- **Records from a data collection**:
----------

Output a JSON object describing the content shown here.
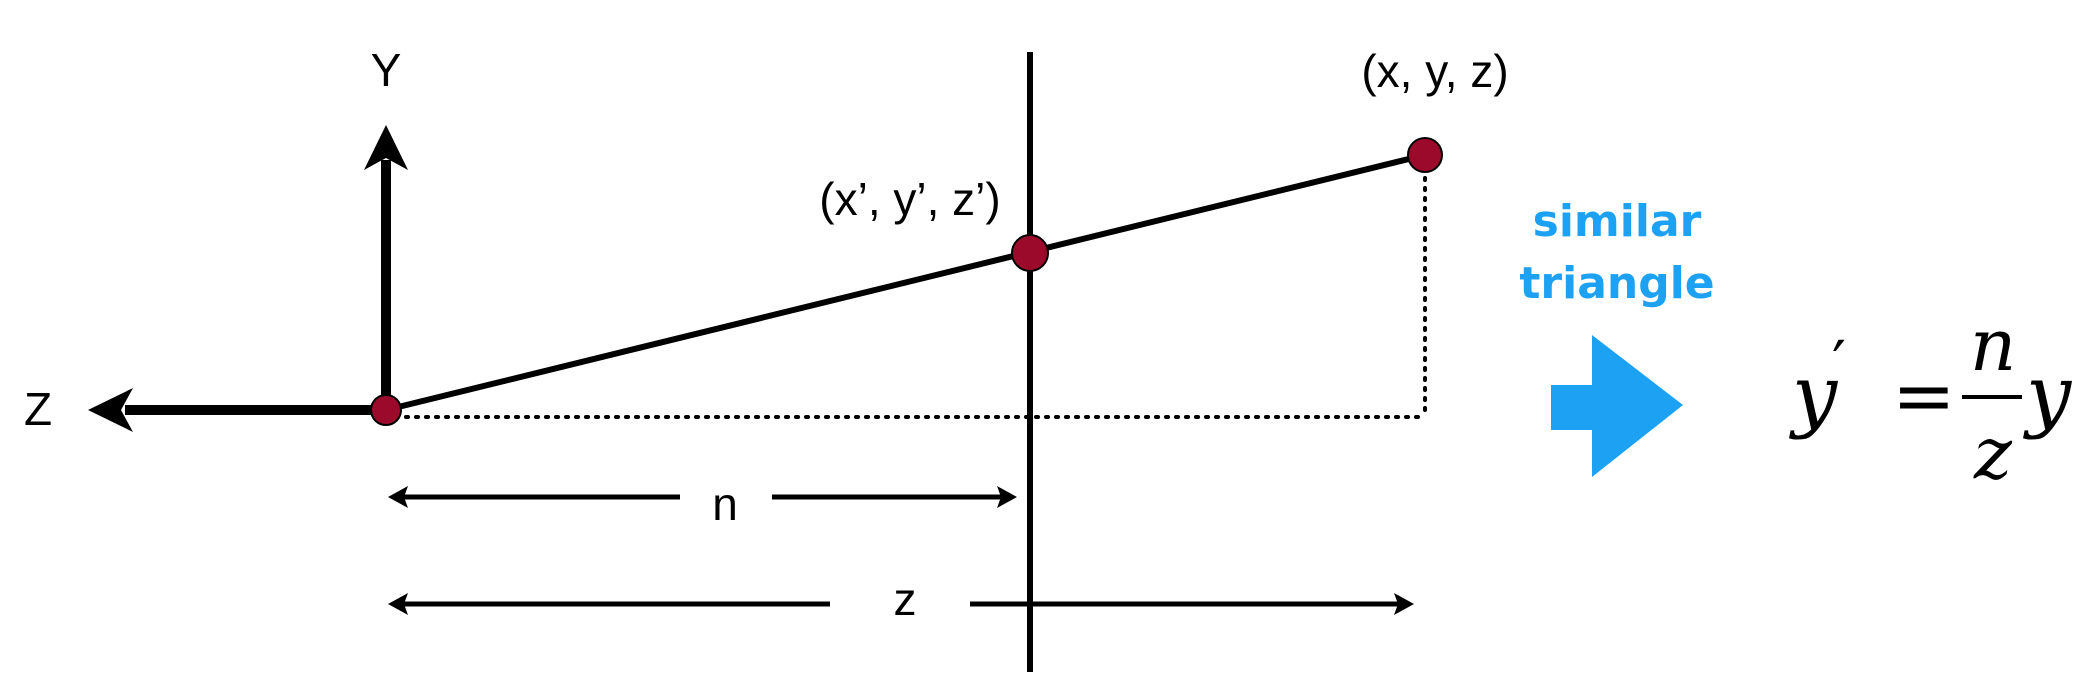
{
  "axes": {
    "y_label": "Y",
    "z_label": "Z"
  },
  "points": {
    "far_point_label": "(x, y, z)",
    "projected_point_label": "(x’, y’, z’)"
  },
  "dimensions": {
    "near_label": "n",
    "depth_label": "z"
  },
  "annotation": {
    "line1": "similar",
    "line2": "triangle",
    "color": "#1DA1F2"
  },
  "formula": {
    "lhs": "y",
    "prime": "′",
    "equals": "=",
    "numerator": "n",
    "denominator": "z",
    "rhs": "y"
  },
  "colors": {
    "point_fill": "#9B0A2A",
    "line": "#000000"
  }
}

----------

- **To be done**:
Working from the material above, transcribe it exactly while omitting pictures.

- **Exercise solution**:
Output a JSON object describing the content shown here.
{
  "axes": {
    "y_label": "Y",
    "z_label": "Z"
  },
  "points": {
    "far_point_label": "(x, y, z)",
    "projected_point_label": "(x’, y’, z’)"
  },
  "dimensions": {
    "near_label": "n",
    "depth_label": "z"
  },
  "annotation": {
    "line1": "similar",
    "line2": "triangle",
    "color": "#1DA1F2"
  },
  "formula": {
    "lhs": "y",
    "prime": "′",
    "equals": "=",
    "numerator": "n",
    "denominator": "z",
    "rhs": "y"
  },
  "colors": {
    "point_fill": "#9B0A2A",
    "line": "#000000"
  }
}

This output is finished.